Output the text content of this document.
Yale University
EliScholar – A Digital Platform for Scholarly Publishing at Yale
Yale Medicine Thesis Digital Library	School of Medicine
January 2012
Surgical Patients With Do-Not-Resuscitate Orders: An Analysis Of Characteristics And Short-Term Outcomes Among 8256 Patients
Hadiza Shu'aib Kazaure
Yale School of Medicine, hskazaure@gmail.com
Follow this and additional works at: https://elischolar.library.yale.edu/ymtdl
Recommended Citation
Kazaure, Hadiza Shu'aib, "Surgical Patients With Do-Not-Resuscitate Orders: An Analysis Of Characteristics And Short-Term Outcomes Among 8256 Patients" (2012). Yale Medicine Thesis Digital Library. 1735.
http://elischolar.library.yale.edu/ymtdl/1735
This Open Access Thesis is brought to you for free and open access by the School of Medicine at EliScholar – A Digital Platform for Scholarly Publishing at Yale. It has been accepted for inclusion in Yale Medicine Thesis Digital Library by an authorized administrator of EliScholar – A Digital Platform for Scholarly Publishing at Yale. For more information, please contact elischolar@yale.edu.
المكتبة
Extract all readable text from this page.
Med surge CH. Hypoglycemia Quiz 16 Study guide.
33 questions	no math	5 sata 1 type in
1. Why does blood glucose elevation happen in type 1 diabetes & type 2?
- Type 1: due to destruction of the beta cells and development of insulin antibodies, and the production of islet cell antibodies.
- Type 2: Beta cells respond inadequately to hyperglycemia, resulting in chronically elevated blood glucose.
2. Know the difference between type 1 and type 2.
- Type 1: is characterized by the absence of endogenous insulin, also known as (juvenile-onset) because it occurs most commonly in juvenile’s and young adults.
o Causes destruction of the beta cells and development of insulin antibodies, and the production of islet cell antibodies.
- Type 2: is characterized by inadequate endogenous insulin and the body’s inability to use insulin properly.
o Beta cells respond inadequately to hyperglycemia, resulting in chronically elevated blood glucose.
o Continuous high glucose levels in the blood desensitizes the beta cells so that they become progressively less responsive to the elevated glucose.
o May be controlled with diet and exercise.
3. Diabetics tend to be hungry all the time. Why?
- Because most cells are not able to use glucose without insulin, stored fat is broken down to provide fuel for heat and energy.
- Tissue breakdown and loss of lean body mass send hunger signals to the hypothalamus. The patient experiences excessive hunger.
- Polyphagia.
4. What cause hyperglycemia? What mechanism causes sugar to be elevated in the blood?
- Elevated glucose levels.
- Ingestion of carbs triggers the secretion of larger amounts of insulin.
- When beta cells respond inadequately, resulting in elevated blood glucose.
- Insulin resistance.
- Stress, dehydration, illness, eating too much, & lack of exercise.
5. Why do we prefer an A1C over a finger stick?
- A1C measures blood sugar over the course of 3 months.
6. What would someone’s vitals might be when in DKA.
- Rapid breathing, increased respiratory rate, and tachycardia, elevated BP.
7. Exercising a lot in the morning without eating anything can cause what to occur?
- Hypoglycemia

------------------------

▸ **What you need to do**
All the data above is to be given again, exactly.

▸ **Finished task**
Output the text content of this document.
Yale University
EliScholar – A Digital Platform for Scholarly Publishing at Yale
Yale Medicine Thesis Digital Library	School of Medicine
January 2012
Surgical Patients With Do-Not-Resuscitate Orders: An Analysis Of Characteristics And Short-Term Outcomes Among 8256 Patients
Hadiza Shu'aib Kazaure
Yale School of Medicine, hskazaure@gmail.com
Follow this and additional works at: https://elischolar.library.yale.edu/ymtdl
Recommended Citation
Kazaure, Hadiza Shu'aib, "Surgical Patients With Do-Not-Resuscitate Orders: An Analysis Of Characteristics And Short-Term Outcomes Among 8256 Patients" (2012). Yale Medicine Thesis Digital Library. 1735.
http://elischolar.library.yale.edu/ymtdl/1735
This Open Access Thesis is brought to you for free and open access by the School of Medicine at EliScholar – A Digital Platform for Scholarly Publishing at Yale. It has been accepted for inclusion in Yale Medicine Thesis Digital Library by an authorized administrator of EliScholar – A Digital Platform for Scholarly Publishing at Yale. For more information, please contact elischolar@yale.edu.
المكتبة
Extract all readable text from this page.
Med surge CH. Hypoglycemia Quiz 16 Study guide.
33 questions	no math	5 sata 1 type in
1. Why does blood glucose elevation happen in type 1 diabetes & type 2?
- Type 1: due to destruction of the beta cells and development of insulin antibodies, and the production of islet cell antibodies.
- Type 2: Beta cells respond inadequately to hyperglycemia, resulting in chronically elevated blood glucose.
2. Know the difference between type 1 and type 2.
- Type 1: is characterized by the absence of endogenous insulin, also known as (juvenile-onset) because it occurs most commonly in juvenile’s and young adults.
o Causes destruction of the beta cells and development of insulin antibodies, and the production of islet cell antibodies.
- Type 2: is characterized by inadequate endogenous insulin and the body’s inability to use insulin properly.
o Beta cells respond inadequately to hyperglycemia, resulting in chronically elevated blood glucose.
o Continuous high glucose levels in the blood desensitizes the beta cells so that they become progressively less responsive to the elevated glucose.
o May be controlled with diet and exercise.
3. Diabetics tend to be hungry all the time. Why?
- Because most cells are not able to use glucose without insulin, stored fat is broken down to provide fuel for heat and energy.
- Tissue breakdown and loss of lean body mass send hunger signals to the hypothalamus. The patient experiences excessive hunger.
- Polyphagia.
4. What cause hyperglycemia? What mechanism causes sugar to be elevated in the blood?
- Elevated glucose levels.
- Ingestion of carbs triggers the secretion of larger amounts of insulin.
- When beta cells respond inadequately, resulting in elevated blood glucose.
- Insulin resistance.
- Stress, dehydration, illness, eating too much, & lack of exercise.
5. Why do we prefer an A1C over a finger stick?
- A1C measures blood sugar over the course of 3 months.
6. What would someone’s vitals might be when in DKA.
- Rapid breathing, increased respiratory rate, and tachycardia, elevated BP.
7. Exercising a lot in the morning without eating anything can cause what to occur?
- Hypoglycemia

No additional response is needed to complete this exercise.